▶ [AIM OF THE TASK] Count lines, not occurrences: report how many lines in the records hold the string "California", and nothing else.

▶ [DATA SHOWN]
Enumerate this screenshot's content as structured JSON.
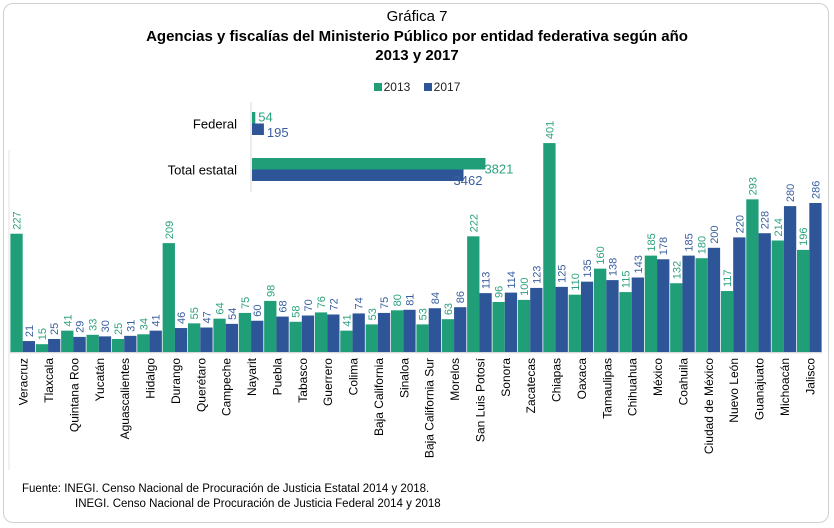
{
  "title": "Gráfica 7",
  "subtitle_line1": "Agencias y fiscalías del Ministerio Público por entidad federativa según año",
  "subtitle_line2": "2013 y 2017",
  "colors": {
    "s2013": "#1f9e78",
    "s2017": "#2e5597",
    "axis": "#d9d9d9"
  },
  "legend": [
    {
      "label": "2013",
      "color": "#1f9e78"
    },
    {
      "label": "2017",
      "color": "#2e5597"
    }
  ],
  "source": {
    "line1": "Fuente:  INEGI. Censo Nacional de Procuración de Justicia Estatal 2014 y 2018.",
    "line2": "INEGI. Censo Nacional de Procuración de Justicia Federal 2014 y 2018"
  },
  "chart_data": [
    {
      "type": "bar",
      "orientation": "vertical",
      "title": "Agencias y fiscalías del Ministerio Público por entidad federativa según año 2013 y 2017",
      "xlabel": "",
      "ylabel": "",
      "ylim": [
        0,
        401
      ],
      "grid": false,
      "legend_position": "top",
      "categories": [
        "Veracruz",
        "Tlaxcala",
        "Quintana Roo",
        "Yucatán",
        "Aguascalientes",
        "Hidalgo",
        "Durango",
        "Querétaro",
        "Campeche",
        "Nayarit",
        "Puebla",
        "Tabasco",
        "Guerrero",
        "Colima",
        "Baja California",
        "Sinaloa",
        "Baja California Sur",
        "Morelos",
        "San Luis Potosí",
        "Sonora",
        "Zacatecas",
        "Chiapas",
        "Oaxaca",
        "Tamaulipas",
        "Chihuahua",
        "México",
        "Coahuila",
        "Ciudad de México",
        "Nuevo León",
        "Guanajuato",
        "Michoacán",
        "Jalisco"
      ],
      "series": [
        {
          "name": "2013",
          "values": [
            227,
            15,
            41,
            33,
            25,
            34,
            209,
            55,
            64,
            75,
            98,
            58,
            76,
            41,
            53,
            80,
            53,
            63,
            222,
            96,
            100,
            401,
            110,
            160,
            115,
            185,
            132,
            180,
            117,
            293,
            214,
            196
          ]
        },
        {
          "name": "2017",
          "values": [
            21,
            25,
            29,
            30,
            31,
            41,
            46,
            47,
            54,
            60,
            68,
            70,
            72,
            74,
            75,
            81,
            84,
            86,
            113,
            114,
            123,
            125,
            135,
            138,
            143,
            178,
            185,
            200,
            220,
            228,
            280,
            286
          ]
        }
      ]
    },
    {
      "type": "bar",
      "orientation": "horizontal",
      "categories": [
        "Federal",
        "Total estatal"
      ],
      "series": [
        {
          "name": "2013",
          "values": [
            54,
            3821
          ]
        },
        {
          "name": "2017",
          "values": [
            195,
            3462
          ]
        }
      ]
    }
  ]
}
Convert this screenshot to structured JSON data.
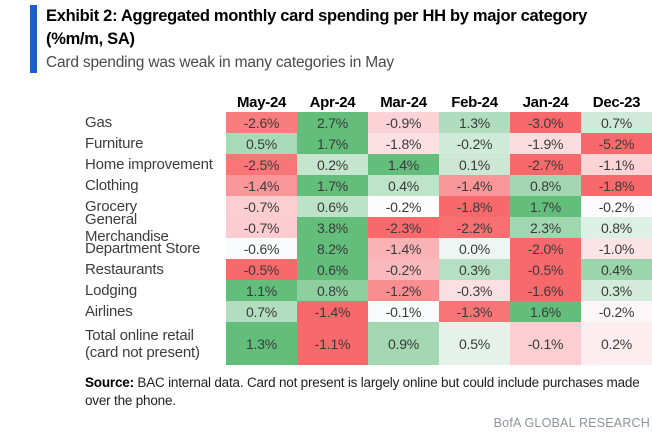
{
  "exhibit": {
    "title": "Exhibit 2: Aggregated monthly card spending per HH by major category (%m/m, SA)",
    "subtitle": "Card spending was weak in many categories in May",
    "accent_color": "#1e5ec6"
  },
  "chart_data": {
    "type": "heatmap",
    "title": "Aggregated monthly card spending per HH by major category (%m/m, SA)",
    "unit": "% m/m, seasonally adjusted",
    "columns": [
      "May-24",
      "Apr-24",
      "Mar-24",
      "Feb-24",
      "Jan-24",
      "Dec-23"
    ],
    "rows": [
      {
        "category": "Gas",
        "values": [
          -2.6,
          2.7,
          -0.9,
          1.3,
          -3.0,
          0.7
        ]
      },
      {
        "category": "Furniture",
        "values": [
          0.5,
          1.7,
          -1.8,
          -0.2,
          -1.9,
          -5.2
        ]
      },
      {
        "category": "Home improvement",
        "values": [
          -2.5,
          0.2,
          1.4,
          0.1,
          -2.7,
          -1.1
        ]
      },
      {
        "category": "Clothing",
        "values": [
          -1.4,
          1.7,
          0.4,
          -1.4,
          0.8,
          -1.8
        ]
      },
      {
        "category": "Grocery",
        "values": [
          -0.7,
          0.6,
          -0.2,
          -1.8,
          1.7,
          -0.2
        ]
      },
      {
        "category": "General Merchandise",
        "values": [
          -0.7,
          3.8,
          -2.3,
          -2.2,
          2.3,
          0.8
        ]
      },
      {
        "category": "Department Store",
        "values": [
          -0.6,
          8.2,
          -1.4,
          0.0,
          -2.0,
          -1.0
        ]
      },
      {
        "category": "Restaurants",
        "values": [
          -0.5,
          0.6,
          -0.2,
          0.3,
          -0.5,
          0.4
        ]
      },
      {
        "category": "Lodging",
        "values": [
          1.1,
          0.8,
          -1.2,
          -0.3,
          -1.6,
          0.3
        ]
      },
      {
        "category": "Airlines",
        "values": [
          0.7,
          -1.4,
          -0.1,
          -1.3,
          1.6,
          -0.2
        ]
      },
      {
        "category": "Total online retail (card not present)",
        "values": [
          1.3,
          -1.1,
          0.9,
          0.5,
          -0.1,
          0.2
        ]
      }
    ],
    "value_format": "one_decimal_percent",
    "color_scale": {
      "min_color": "#F8696B",
      "mid_color": "#FCFCFF",
      "max_color": "#63BE7B",
      "scope": "per_row",
      "midpoint": "row_median"
    },
    "legend": "none",
    "grid": "off"
  },
  "footer": {
    "source_label": "Source:",
    "source_text": " BAC internal data. Card not present is largely online but could include purchases made over the phone.",
    "branding": "BofA GLOBAL RESEARCH"
  }
}
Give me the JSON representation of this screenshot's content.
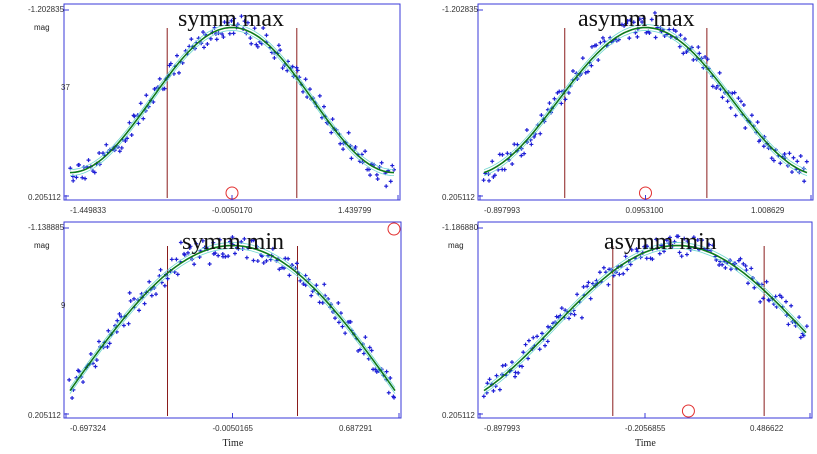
{
  "colors": {
    "points": "#1f1fd6",
    "fit": "#0d7a1a",
    "band": "#6fd7d0",
    "vline": "#8a1c1c",
    "circle": "#e23030",
    "frame": "#3a3ad8"
  },
  "chart_data": [
    {
      "id": "symm-max",
      "type": "scatter",
      "title": "symm max",
      "ylabel": "mag",
      "xlabel": "",
      "xlim": [
        -1.449833,
        1.439799
      ],
      "ylim": [
        -1.202835,
        0.205112
      ],
      "x_ticks": [
        "-1.449833",
        "-0.0050170",
        "1.439799"
      ],
      "y_ticks": [
        "-1.202835",
        "0.205112"
      ],
      "y_edge_label": "37",
      "fit": {
        "shape": "cosine",
        "cycles": 1.0,
        "phase_min": 0.5,
        "amp": 0.55
      },
      "vlines_frac": [
        0.3,
        0.7
      ],
      "highlight_frac": [
        0.5,
        0.99
      ],
      "series": [
        {
          "values_note": "scatter points sampled around fit"
        }
      ]
    },
    {
      "id": "asymm-max",
      "type": "scatter",
      "title": "asymm max",
      "ylabel": "",
      "xlabel": "",
      "xlim": [
        -0.897993,
        1.008629
      ],
      "ylim": [
        -1.202835,
        0.205112
      ],
      "x_ticks": [
        "-0.897993",
        "0.0953100",
        "1.008629"
      ],
      "y_ticks": [
        "-1.202835",
        "0.205112"
      ],
      "y_edge_label": "",
      "fit": {
        "shape": "cosine",
        "cycles": 0.92,
        "phase_min": 0.5,
        "amp": 0.55
      },
      "vlines_frac": [
        0.25,
        0.69
      ],
      "highlight_frac": [
        0.5,
        0.99
      ],
      "series": [
        {
          "values_note": "scatter points sampled around fit"
        }
      ]
    },
    {
      "id": "symm-min",
      "type": "scatter",
      "title": "symm min",
      "ylabel": "mag",
      "xlabel": "Time",
      "xlim": [
        -0.697324,
        0.687291
      ],
      "ylim": [
        -1.138885,
        0.205112
      ],
      "x_ticks": [
        "-0.697324",
        "-0.0050165",
        "0.687291"
      ],
      "y_ticks": [
        "-1.138885",
        "0.205112"
      ],
      "y_edge_label": "9",
      "fit": {
        "shape": "cosine",
        "cycles": 0.5,
        "phase_min": 0.5,
        "amp": 0.75
      },
      "vlines_frac": [
        0.3,
        0.7
      ],
      "highlight_frac": [
        0.99,
        0.02
      ],
      "series": [
        {
          "values_note": "scatter points sampled around fit"
        }
      ]
    },
    {
      "id": "asymm-min",
      "type": "scatter",
      "title": "asymm min",
      "ylabel": "mag",
      "xlabel": "Time",
      "xlim": [
        -0.897993,
        0.486622
      ],
      "ylim": [
        -1.18688,
        0.205112
      ],
      "x_ticks": [
        "-0.897993",
        "-0.2056855",
        "0.486622"
      ],
      "y_ticks": [
        "-1.186880",
        "0.205112"
      ],
      "y_edge_label": "",
      "fit": {
        "shape": "cosine",
        "cycles": 0.65,
        "phase_min": 0.6,
        "amp": 0.75
      },
      "vlines_frac": [
        0.4,
        0.87
      ],
      "highlight_frac": [
        0.63,
        0.99
      ],
      "series": [
        {
          "values_note": "scatter points sampled around fit"
        }
      ]
    }
  ]
}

▶ [ANSWER] 2